[start]

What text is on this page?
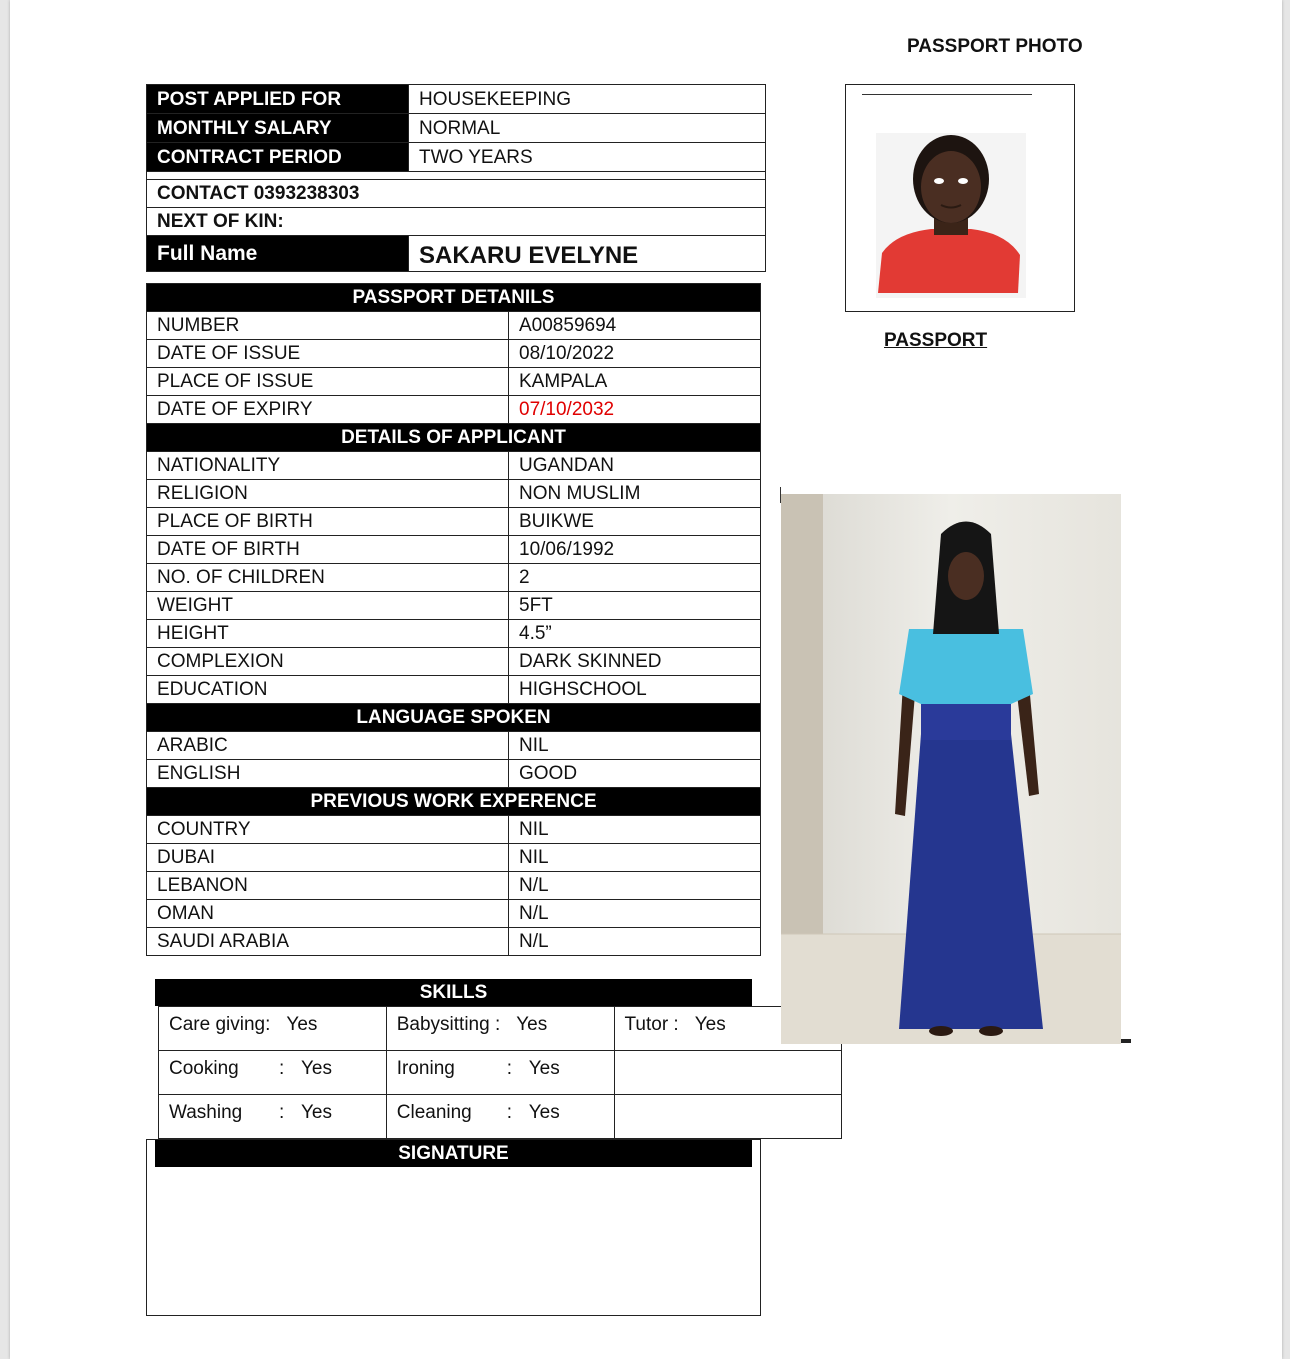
PASSPORT PHOTO
POST APPLIED FOR	HOUSEKEEPING
MONTHLY SALARY	NORMAL
CONTRACT PERIOD	TWO YEARS

CONTACT 0393238303
NEXT OF KIN:
Full Name	SAKARU EVELYNE
PASSPORT DETANILS	
NUMBER	A00859694
DATE OF ISSUE	08/10/2022
PLACE OF ISSUE	KAMPALA
DATE OF EXPIRY	07/10/2032
DETAILS OF APPLICANT	
NATIONALITY	UGANDAN
RELIGION	NON MUSLIM
PLACE OF BIRTH	BUIKWE
DATE OF BIRTH	10/06/1992
NO. OF CHILDREN	2
WEIGHT	5FT
HEIGHT	4.5”
COMPLEXION	DARK SKINNED
EDUCATION	HIGHSCHOOL
LANGUAGE SPOKEN	
ARABIC	NIL
ENGLISH	GOOD
PREVIOUS WORK EXPERENCE	
COUNTRY	NIL
DUBAI	NIL
LEBANON	N/L
OMAN	N/L
SAUDI ARABIA	N/L
SKILLS
Care giving: Yes	Babysitting : Yes	Tutor : Yes
Cooking : Yes	Ironing : Yes	
Washing : Yes	Cleaning : Yes	
SIGNATURE
PASSPORT
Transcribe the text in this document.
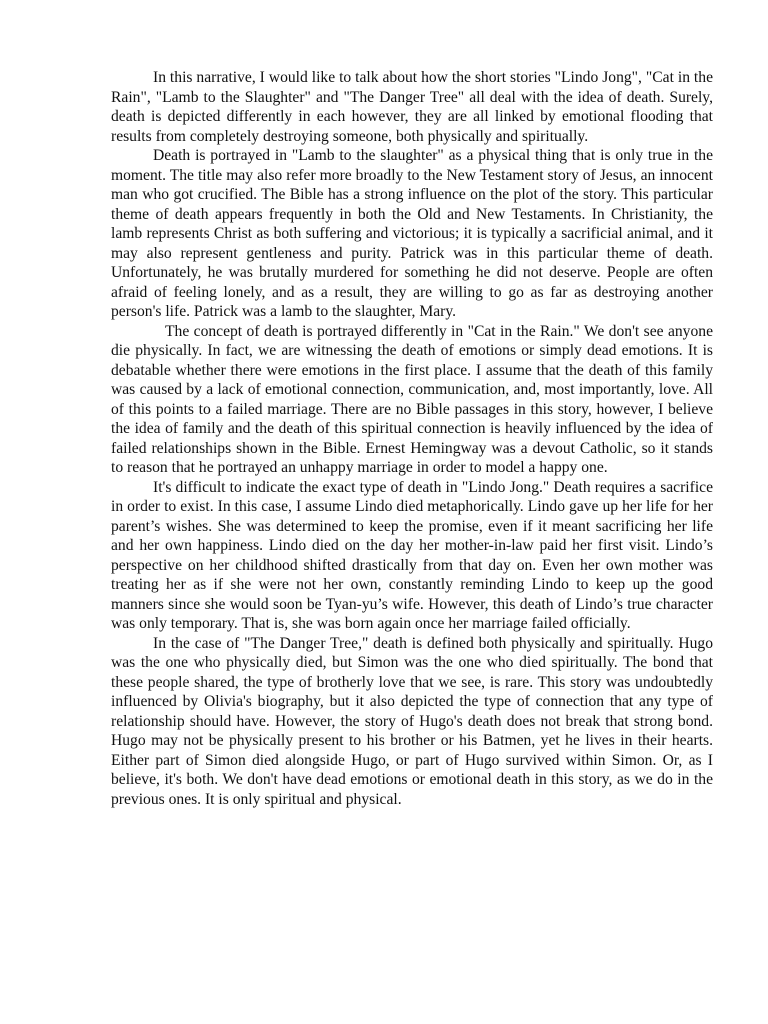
In this narrative, I would like to talk about how the short stories "Lindo Jong", "Cat in the Rain", "Lamb to the Slaughter" and "The Danger Tree" all deal with the idea of death. Surely, death is depicted differently in each however, they are all linked by emotional flooding that results from completely destroying someone, both physically and spiritually.

Death is portrayed in "Lamb to the slaughter" as a physical thing that is only true in the moment. The title may also refer more broadly to the New Testament story of Jesus, an innocent man who got crucified. The Bible has a strong influence on the plot of the story. This particular theme of death appears frequently in both the Old and New Testaments. In Christianity, the lamb represents Christ as both suffering and victorious; it is typically a sacrificial animal, and it may also represent gentleness and purity. Patrick was in this particular theme of death. Unfortunately, he was brutally murdered for something he did not deserve. People are often afraid of feeling lonely, and as a result, they are willing to go as far as destroying another person's life. Patrick was a lamb to the slaughter, Mary.

The concept of death is portrayed differently in "Cat in the Rain." We don't see anyone die physically. In fact, we are witnessing the death of emotions or simply dead emotions. It is debatable whether there were emotions in the first place. I assume that the death of this family was caused by a lack of emotional connection, communication, and, most importantly, love. All of this points to a failed marriage. There are no Bible passages in this story, however, I believe the idea of family and the death of this spiritual connection is heavily influenced by the idea of failed relationships shown in the Bible. Ernest Hemingway was a devout Catholic, so it stands to reason that he portrayed an unhappy marriage in order to model a happy one.

It's difficult to indicate the exact type of death in "Lindo Jong." Death requires a sacrifice in order to exist. In this case, I assume Lindo died metaphorically. Lindo gave up her life for her parent’s wishes. She was determined to keep the promise, even if it meant sacrificing her life and her own happiness. Lindo died on the day her mother-in-law paid her first visit. Lindo’s perspective on her childhood shifted drastically from that day on. Even her own mother was treating her as if she were not her own, constantly reminding Lindo to keep up the good manners since she would soon be Tyan-yu’s wife. However, this death of Lindo’s true character was only temporary. That is, she was born again once her marriage failed officially.

In the case of "The Danger Tree," death is defined both physically and spiritually. Hugo was the one who physically died, but Simon was the one who died spiritually. The bond that these people shared, the type of brotherly love that we see, is rare. This story was undoubtedly influenced by Olivia's biography, but it also depicted the type of connection that any type of relationship should have. However, the story of Hugo's death does not break that strong bond. Hugo may not be physically present to his brother or his Batmen, yet he lives in their hearts. Either part of Simon died alongside Hugo, or part of Hugo survived within Simon. Or, as I believe, it's both. We don't have dead emotions or emotional death in this story, as we do in the previous ones. It is only spiritual and physical.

[end]

◆ TASK REQUIREMENTS ◆
Only lines with the word "ISSUE" should be collected from the material.

◆ FINISHED EXERCISE ◆
DATE OF ISSUE	08/10/2022
PLACE OF ISSUE	KAMPALA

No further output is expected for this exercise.